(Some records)

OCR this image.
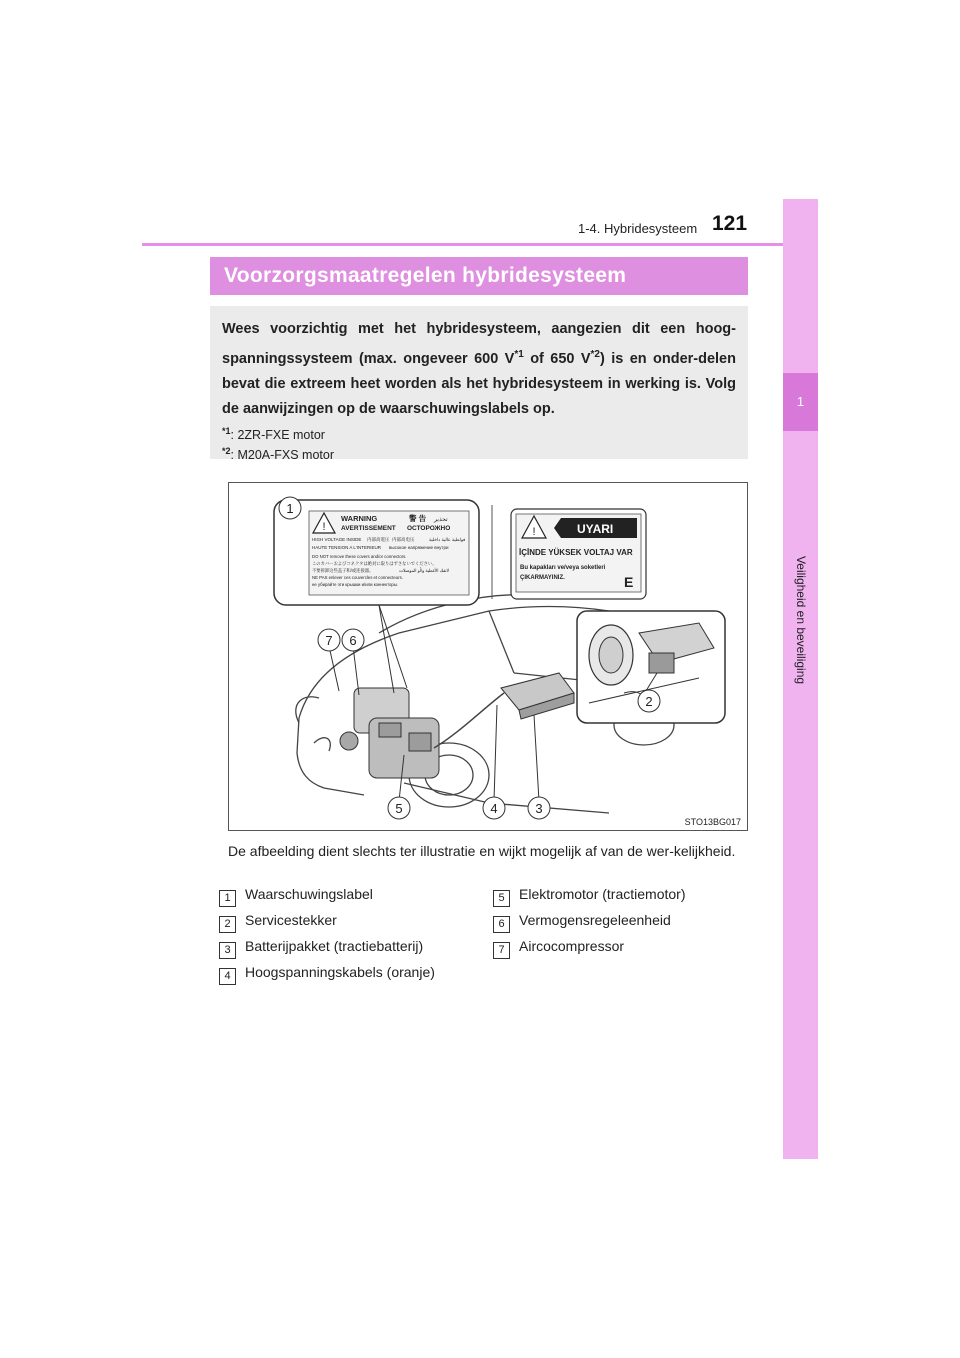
1-4. Hybridesysteem 121
1
Veiligheid en beveiliging
Voorzorgsmaatregelen hybridesysteem
Wees voorzichtig met het hybridesysteem, aangezien dit een hoog-spanningssysteem (max. ongeveer 600 $V^{*1}$ of 650 $V^{*2}$) is en onder-delen bevat die extreem heet worden als het hybridesysteem in werking is. Volg de aanwijzingen op de waarschuwingslabels op.
$^{*1}$: 2ZR-FXE motor
$^{*2}$: M20A-FXS motor
!
WARNING	警 告 تحذير
AVERTISSEMENT ОСТОРОЖНО
HIGH VOLTAGE INSIDE 内部高電圧 内部高电压	فولطية عالية داخلية
HAUTE TENSION A L'INTERIEUR высокое напряжение внутри
DO NOT remove these covers and/or connectors.
このカバーおよびコネクタは絶対に取りはずさないでください。
不要拆卸这些盖子和/或连接器。	لاتفك الأغطية و/أو الموصلات
NE PAS enlever ces couvercles et connecteurs.
не убирайте эти крышки и/или коннекторы.
!	UYARI
İÇİNDE YÜKSEK VOLTAJ VAR
Bu kapakları ve/veya soketleri
ÇIKARMAYINIZ.	E
1
2
3
4
5
6
7
STO13BG017
De afbeelding dient slechts ter illustratie en wijkt mogelijk af van de wer-kelijkheid.
1 Waarschuwingslabel
2 Servicestekker
3 Batterijpakket (tractiebatterij)
4 Hoogspanningskabels (oranje)
5 Elektromotor (tractiemotor)
6 Vermogensregeleenheid
7 Aircocompressor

[Exercise directions]:
All of the entries above should be copied exactly, except for the pictures.

[Answer in full]:
OCR this image.
1-4. Hybridesysteem 121
1
Veiligheid en beveiliging
Voorzorgsmaatregelen hybridesysteem
Wees voorzichtig met het hybridesysteem, aangezien dit een hoog-spanningssysteem (max. ongeveer 600 $V^{*1}$ of 650 $V^{*2}$) is en onder-delen bevat die extreem heet worden als het hybridesysteem in werking is. Volg de aanwijzingen op de waarschuwingslabels op.
$^{*1}$: 2ZR-FXE motor
$^{*2}$: M20A-FXS motor
!
WARNING	警 告 تحذير
AVERTISSEMENT ОСТОРОЖНО
HIGH VOLTAGE INSIDE 内部高電圧 内部高电压	فولطية عالية داخلية
HAUTE TENSION A L'INTERIEUR высокое напряжение внутри
DO NOT remove these covers and/or connectors.
このカバーおよびコネクタは絶対に取りはずさないでください。
不要拆卸这些盖子和/或连接器。	لاتفك الأغطية و/أو الموصلات
NE PAS enlever ces couvercles et connecteurs.
не убирайте эти крышки и/или коннекторы.
!	UYARI
İÇİNDE YÜKSEK VOLTAJ VAR
Bu kapakları ve/veya soketleri
ÇIKARMAYINIZ.	E
1
2
3
4
5
6
7
STO13BG017
De afbeelding dient slechts ter illustratie en wijkt mogelijk af van de wer-kelijkheid.
1 Waarschuwingslabel
2 Servicestekker
3 Batterijpakket (tractiebatterij)
4 Hoogspanningskabels (oranje)
5 Elektromotor (tractiemotor)
6 Vermogensregeleenheid
7 Aircocompressor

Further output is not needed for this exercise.